> Stated problem
Each line that follows should be printed again exactly as it stands.

++++ Data shown ++++

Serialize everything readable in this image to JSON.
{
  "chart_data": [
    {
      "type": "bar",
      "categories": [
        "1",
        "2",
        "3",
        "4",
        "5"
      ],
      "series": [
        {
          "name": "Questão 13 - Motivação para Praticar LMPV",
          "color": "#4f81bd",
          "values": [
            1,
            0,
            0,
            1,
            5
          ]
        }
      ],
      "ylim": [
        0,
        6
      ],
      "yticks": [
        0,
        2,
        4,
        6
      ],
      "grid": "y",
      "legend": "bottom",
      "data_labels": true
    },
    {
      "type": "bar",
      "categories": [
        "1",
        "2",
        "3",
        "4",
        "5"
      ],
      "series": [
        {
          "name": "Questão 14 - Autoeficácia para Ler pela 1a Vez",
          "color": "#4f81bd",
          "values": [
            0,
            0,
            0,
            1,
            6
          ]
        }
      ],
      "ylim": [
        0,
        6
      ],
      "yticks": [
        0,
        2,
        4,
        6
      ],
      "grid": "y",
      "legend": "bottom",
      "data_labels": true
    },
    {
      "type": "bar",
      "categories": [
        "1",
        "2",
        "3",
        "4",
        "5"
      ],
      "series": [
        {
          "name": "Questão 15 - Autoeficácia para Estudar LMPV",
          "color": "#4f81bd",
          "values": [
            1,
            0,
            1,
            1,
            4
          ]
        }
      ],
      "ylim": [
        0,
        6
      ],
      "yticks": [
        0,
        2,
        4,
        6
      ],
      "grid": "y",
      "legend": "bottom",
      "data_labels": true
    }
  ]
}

++++

> Problem solution
Serialize everything readable in this image to JSON.
{
  "chart_data": [
    {
      "type": "bar",
      "categories": [
        "1",
        "2",
        "3",
        "4",
        "5"
      ],
      "series": [
        {
          "name": "Questão 13 - Motivação para Praticar LMPV",
          "color": "#4f81bd",
          "values": [
            1,
            0,
            0,
            1,
            5
          ]
        }
      ],
      "ylim": [
        0,
        6
      ],
      "yticks": [
        0,
        2,
        4,
        6
      ],
      "grid": "y",
      "legend": "bottom",
      "data_labels": true
    },
    {
      "type": "bar",
      "categories": [
        "1",
        "2",
        "3",
        "4",
        "5"
      ],
      "series": [
        {
          "name": "Questão 14 - Autoeficácia para Ler pela 1a Vez",
          "color": "#4f81bd",
          "values": [
            0,
            0,
            0,
            1,
            6
          ]
        }
      ],
      "ylim": [
        0,
        6
      ],
      "yticks": [
        0,
        2,
        4,
        6
      ],
      "grid": "y",
      "legend": "bottom",
      "data_labels": true
    },
    {
      "type": "bar",
      "categories": [
        "1",
        "2",
        "3",
        "4",
        "5"
      ],
      "series": [
        {
          "name": "Questão 15 - Autoeficácia para Estudar LMPV",
          "color": "#4f81bd",
          "values": [
            1,
            0,
            1,
            1,
            4
          ]
        }
      ],
      "ylim": [
        0,
        6
      ],
      "yticks": [
        0,
        2,
        4,
        6
      ],
      "grid": "y",
      "legend": "bottom",
      "data_labels": true
    }
  ]
}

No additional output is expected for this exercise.